_MATERIAL_
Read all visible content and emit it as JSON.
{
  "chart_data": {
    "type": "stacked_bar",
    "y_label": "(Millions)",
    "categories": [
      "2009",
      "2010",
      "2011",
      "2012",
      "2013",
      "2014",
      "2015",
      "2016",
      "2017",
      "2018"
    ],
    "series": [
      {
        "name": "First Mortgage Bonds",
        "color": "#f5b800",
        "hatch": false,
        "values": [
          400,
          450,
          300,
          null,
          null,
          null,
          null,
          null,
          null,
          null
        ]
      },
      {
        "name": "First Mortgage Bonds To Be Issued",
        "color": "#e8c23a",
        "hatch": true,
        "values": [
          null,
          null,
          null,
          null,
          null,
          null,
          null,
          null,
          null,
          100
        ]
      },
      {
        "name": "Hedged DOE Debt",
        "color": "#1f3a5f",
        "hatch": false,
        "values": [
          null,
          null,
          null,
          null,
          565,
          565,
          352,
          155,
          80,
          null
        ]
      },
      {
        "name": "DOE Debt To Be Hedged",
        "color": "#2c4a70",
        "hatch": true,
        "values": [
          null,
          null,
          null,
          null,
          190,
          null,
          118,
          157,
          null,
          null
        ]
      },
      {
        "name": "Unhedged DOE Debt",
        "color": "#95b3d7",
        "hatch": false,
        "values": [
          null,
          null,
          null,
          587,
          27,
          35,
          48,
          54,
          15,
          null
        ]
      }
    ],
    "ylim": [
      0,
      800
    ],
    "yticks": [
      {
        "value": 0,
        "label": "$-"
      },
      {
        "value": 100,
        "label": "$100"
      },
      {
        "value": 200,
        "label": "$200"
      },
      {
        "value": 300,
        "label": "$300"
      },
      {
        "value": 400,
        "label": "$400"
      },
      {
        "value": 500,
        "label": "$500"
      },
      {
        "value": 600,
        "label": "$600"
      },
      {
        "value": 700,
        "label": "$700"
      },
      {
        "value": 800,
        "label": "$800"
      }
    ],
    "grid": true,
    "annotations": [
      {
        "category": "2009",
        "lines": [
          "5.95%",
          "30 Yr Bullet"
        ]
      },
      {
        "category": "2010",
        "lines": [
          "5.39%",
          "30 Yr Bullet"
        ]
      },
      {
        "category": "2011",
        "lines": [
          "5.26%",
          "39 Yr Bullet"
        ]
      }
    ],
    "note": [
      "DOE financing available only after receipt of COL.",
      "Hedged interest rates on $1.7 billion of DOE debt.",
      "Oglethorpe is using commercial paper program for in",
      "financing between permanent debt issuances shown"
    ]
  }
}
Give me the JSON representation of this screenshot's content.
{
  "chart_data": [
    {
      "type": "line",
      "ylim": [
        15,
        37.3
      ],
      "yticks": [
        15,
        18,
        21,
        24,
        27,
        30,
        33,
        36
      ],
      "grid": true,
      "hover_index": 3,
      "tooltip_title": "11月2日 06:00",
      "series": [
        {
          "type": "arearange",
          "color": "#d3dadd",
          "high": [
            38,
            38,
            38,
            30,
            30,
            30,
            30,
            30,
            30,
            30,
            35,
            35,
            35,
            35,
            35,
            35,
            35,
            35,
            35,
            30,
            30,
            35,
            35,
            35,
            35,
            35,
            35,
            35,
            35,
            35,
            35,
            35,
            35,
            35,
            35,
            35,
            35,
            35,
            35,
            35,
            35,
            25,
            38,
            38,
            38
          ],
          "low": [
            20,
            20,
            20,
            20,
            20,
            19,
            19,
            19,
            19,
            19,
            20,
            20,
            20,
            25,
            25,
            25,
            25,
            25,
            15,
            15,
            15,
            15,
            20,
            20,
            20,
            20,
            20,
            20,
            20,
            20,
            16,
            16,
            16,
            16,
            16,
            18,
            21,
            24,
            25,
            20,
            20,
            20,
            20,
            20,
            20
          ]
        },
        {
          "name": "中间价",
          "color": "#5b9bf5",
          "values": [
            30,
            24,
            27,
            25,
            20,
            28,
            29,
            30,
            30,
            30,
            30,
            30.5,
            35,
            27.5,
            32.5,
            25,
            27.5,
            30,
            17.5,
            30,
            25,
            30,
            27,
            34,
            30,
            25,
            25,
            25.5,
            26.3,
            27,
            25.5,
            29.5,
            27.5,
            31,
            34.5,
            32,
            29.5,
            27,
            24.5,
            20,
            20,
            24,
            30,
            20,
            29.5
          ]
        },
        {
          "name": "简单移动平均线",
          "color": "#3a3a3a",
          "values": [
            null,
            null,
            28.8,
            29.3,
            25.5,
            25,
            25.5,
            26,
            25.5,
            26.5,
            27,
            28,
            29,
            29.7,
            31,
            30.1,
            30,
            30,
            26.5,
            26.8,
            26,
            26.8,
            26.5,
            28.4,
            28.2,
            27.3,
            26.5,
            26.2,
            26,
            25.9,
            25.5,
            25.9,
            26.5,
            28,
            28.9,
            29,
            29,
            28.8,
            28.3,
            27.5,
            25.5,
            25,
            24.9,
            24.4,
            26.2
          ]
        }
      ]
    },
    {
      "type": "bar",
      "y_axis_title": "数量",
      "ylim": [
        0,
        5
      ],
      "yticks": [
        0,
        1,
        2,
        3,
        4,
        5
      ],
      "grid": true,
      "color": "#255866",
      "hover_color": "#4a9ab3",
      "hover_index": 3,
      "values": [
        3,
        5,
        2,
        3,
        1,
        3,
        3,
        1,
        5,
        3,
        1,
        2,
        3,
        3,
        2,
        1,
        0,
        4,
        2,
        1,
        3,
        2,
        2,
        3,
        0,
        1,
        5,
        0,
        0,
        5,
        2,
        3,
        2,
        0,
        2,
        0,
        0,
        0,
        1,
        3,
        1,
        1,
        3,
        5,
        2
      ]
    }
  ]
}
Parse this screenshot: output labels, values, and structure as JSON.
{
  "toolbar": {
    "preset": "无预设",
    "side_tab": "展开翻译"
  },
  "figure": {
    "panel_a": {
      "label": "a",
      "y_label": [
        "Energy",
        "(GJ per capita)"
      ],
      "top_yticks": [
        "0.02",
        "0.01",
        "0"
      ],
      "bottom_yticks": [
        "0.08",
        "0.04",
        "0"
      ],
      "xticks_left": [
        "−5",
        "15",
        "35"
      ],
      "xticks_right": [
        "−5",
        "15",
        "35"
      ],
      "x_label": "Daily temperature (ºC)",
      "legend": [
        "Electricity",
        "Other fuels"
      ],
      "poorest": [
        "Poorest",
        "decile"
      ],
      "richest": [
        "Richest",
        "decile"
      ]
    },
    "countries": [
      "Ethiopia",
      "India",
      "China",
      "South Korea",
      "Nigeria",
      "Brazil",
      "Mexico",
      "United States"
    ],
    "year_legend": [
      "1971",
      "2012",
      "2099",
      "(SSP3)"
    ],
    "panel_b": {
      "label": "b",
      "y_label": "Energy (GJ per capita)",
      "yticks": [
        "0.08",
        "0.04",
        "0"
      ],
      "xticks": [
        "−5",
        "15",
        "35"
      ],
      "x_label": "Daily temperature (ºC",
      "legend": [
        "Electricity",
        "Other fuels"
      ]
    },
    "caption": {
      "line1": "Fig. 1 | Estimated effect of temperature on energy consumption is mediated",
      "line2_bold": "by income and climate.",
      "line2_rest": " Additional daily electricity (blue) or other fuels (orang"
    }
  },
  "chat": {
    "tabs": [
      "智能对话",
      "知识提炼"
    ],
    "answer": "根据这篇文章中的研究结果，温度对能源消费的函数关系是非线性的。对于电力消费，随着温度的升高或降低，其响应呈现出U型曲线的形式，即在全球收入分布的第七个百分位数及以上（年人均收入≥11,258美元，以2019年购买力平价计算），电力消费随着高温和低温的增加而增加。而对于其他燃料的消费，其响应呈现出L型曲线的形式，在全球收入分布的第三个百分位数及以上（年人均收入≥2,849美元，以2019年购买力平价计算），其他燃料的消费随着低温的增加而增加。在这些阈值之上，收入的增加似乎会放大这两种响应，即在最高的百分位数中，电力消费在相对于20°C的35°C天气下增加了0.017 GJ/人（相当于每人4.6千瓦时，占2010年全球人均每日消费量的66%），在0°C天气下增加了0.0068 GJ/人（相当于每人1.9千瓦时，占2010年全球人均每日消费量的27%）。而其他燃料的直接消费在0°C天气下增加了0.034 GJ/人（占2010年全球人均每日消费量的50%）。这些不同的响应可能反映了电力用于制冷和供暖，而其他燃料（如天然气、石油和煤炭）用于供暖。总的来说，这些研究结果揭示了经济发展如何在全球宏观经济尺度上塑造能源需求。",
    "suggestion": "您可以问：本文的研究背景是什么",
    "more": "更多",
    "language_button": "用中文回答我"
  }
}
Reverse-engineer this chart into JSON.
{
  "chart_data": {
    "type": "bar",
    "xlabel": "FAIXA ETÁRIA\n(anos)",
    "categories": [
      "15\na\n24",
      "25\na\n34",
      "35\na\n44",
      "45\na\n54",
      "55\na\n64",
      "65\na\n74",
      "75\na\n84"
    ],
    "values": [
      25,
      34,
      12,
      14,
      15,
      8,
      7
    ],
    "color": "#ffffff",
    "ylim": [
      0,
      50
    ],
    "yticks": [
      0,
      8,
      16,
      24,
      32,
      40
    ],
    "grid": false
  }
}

_THE TASK_
Return every line from the records above that holds the word "this".

_RESPONSE_
Give me the JSON representation of this screenshot's content.
Parse this screenshot: output labels, values, and structure as JSON.
Reverse-engineer this chart into JSON.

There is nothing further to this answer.